• _Task description_: Return a copy of each line that holds the string "caption".

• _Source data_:

━━━━━━━━━━

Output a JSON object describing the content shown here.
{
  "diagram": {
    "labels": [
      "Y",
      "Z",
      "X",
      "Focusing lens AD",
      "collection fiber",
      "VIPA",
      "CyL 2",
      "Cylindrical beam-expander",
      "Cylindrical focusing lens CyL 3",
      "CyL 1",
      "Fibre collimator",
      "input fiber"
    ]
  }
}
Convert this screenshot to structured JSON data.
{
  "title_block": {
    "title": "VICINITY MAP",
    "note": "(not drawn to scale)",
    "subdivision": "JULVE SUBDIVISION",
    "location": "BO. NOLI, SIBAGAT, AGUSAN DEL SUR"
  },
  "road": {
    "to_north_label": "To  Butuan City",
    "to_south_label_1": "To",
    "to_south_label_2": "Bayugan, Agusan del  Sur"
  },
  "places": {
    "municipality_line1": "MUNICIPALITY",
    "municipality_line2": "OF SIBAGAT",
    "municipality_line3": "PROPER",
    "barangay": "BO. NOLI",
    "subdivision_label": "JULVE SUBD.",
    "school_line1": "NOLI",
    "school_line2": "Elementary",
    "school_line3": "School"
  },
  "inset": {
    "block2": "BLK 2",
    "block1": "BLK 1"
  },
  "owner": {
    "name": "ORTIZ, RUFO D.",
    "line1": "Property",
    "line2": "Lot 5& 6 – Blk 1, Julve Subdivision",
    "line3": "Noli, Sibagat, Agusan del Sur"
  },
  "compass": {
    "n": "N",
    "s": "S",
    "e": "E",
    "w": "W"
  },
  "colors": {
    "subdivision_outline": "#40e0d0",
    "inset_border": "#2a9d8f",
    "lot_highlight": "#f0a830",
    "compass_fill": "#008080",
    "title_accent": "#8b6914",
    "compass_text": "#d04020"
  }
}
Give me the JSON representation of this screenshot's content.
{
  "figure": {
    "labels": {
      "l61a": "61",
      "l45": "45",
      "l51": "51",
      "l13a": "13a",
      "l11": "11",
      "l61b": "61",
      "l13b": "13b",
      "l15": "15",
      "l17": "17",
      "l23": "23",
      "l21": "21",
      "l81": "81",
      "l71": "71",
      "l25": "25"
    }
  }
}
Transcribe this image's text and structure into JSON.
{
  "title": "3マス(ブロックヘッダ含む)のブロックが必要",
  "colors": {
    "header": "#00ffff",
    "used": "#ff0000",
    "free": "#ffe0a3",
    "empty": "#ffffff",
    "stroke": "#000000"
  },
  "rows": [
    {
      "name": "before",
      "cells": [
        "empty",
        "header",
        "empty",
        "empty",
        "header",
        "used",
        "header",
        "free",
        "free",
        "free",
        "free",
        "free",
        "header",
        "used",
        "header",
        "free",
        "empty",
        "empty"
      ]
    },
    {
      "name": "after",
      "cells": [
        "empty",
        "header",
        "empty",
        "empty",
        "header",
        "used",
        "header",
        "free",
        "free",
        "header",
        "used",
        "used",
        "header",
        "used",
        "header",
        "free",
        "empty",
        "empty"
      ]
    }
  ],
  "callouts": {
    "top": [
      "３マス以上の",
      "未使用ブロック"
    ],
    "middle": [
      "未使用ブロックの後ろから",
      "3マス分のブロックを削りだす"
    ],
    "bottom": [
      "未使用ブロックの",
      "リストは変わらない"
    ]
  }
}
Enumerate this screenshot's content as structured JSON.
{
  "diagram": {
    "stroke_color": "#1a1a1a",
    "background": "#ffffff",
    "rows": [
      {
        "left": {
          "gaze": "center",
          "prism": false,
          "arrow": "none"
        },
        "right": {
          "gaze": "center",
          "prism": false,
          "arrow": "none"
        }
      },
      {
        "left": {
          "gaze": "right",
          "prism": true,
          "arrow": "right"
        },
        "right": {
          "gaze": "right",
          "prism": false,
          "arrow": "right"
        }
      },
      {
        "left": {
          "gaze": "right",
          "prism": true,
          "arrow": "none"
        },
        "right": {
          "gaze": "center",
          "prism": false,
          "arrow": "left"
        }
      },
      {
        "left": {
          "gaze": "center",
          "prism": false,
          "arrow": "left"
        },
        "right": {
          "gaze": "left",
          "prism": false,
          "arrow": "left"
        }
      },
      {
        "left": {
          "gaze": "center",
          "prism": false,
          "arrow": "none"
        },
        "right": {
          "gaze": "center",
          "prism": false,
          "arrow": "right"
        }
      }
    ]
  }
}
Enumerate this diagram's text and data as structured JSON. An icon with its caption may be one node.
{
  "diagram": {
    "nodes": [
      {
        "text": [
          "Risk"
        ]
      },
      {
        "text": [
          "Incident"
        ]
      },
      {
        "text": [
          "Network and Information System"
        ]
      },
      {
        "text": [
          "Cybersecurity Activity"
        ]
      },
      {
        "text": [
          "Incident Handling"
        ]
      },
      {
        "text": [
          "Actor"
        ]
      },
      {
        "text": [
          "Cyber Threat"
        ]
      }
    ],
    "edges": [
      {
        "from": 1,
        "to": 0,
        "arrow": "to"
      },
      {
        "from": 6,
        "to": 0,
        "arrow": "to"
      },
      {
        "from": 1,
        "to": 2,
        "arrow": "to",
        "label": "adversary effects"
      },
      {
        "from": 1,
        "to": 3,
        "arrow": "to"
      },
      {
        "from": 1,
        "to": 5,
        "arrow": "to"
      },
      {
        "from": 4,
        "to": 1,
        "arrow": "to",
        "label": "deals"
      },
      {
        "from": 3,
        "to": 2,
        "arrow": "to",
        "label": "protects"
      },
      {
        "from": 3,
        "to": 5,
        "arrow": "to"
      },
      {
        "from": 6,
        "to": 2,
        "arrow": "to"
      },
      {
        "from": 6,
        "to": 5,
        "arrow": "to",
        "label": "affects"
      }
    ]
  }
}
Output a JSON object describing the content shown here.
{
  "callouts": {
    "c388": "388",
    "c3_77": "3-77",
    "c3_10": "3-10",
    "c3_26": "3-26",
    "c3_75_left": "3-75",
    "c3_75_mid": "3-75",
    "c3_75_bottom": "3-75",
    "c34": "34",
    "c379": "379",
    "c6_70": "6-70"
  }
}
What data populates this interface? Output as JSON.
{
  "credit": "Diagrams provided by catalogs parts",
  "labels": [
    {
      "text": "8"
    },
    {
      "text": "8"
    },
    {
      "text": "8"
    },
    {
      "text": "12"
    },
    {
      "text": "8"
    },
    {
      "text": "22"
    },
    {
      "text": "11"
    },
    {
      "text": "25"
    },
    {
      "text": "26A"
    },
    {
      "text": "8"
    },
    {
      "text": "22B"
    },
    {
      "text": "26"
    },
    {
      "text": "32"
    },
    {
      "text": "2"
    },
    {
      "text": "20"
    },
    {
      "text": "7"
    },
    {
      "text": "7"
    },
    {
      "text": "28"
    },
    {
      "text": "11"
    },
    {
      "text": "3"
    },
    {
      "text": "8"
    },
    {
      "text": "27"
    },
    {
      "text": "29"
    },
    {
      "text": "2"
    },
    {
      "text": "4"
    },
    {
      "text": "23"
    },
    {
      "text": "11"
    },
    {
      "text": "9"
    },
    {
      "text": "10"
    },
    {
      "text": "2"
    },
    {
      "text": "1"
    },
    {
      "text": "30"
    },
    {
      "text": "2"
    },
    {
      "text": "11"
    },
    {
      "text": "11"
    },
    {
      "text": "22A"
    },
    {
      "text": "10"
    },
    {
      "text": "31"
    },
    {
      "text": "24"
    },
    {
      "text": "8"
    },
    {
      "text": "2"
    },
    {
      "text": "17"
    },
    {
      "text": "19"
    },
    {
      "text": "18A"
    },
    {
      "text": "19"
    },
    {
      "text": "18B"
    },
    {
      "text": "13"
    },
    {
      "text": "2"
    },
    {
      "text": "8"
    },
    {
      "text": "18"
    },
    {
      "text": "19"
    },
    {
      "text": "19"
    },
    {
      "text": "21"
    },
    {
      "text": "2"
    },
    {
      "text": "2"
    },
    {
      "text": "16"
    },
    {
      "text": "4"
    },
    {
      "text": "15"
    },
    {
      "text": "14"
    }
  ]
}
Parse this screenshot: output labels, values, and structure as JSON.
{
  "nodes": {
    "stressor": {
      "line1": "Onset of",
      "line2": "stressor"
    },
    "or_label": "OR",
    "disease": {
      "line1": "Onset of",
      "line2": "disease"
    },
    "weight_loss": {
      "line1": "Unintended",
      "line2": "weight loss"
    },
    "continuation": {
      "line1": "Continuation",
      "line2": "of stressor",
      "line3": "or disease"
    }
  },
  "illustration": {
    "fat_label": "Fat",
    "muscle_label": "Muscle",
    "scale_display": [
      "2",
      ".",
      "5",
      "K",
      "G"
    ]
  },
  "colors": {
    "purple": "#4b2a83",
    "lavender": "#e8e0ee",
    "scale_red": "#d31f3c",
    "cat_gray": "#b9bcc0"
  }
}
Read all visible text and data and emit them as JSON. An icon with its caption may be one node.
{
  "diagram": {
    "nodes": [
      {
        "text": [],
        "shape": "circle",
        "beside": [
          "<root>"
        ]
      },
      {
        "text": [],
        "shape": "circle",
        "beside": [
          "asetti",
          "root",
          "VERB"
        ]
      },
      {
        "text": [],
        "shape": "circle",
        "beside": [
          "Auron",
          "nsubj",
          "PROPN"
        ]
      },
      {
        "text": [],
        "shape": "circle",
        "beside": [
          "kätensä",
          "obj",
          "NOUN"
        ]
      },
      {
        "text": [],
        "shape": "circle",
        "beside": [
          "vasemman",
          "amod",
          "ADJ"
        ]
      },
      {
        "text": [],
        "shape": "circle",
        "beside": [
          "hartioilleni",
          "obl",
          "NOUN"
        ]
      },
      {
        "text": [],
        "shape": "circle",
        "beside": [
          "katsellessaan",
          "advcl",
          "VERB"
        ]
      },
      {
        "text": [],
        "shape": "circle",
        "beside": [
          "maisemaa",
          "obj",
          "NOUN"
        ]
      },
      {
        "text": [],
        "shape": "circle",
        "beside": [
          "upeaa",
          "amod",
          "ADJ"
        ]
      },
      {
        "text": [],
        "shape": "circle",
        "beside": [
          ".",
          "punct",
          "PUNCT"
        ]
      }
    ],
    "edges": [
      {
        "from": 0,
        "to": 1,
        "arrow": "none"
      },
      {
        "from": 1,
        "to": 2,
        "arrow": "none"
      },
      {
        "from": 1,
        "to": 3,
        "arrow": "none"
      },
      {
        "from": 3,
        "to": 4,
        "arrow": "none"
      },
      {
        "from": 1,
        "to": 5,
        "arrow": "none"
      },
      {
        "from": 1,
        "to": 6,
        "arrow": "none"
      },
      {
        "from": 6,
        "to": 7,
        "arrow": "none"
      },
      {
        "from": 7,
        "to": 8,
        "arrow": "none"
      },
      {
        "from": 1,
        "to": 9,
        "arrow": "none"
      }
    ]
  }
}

━━━━━━━━━━

• _Output_:
Enumerate this diagram's text and data as structured JSON. An icon with its caption may be one node.
Read all visible text and data and emit them as JSON. An icon with its caption may be one node.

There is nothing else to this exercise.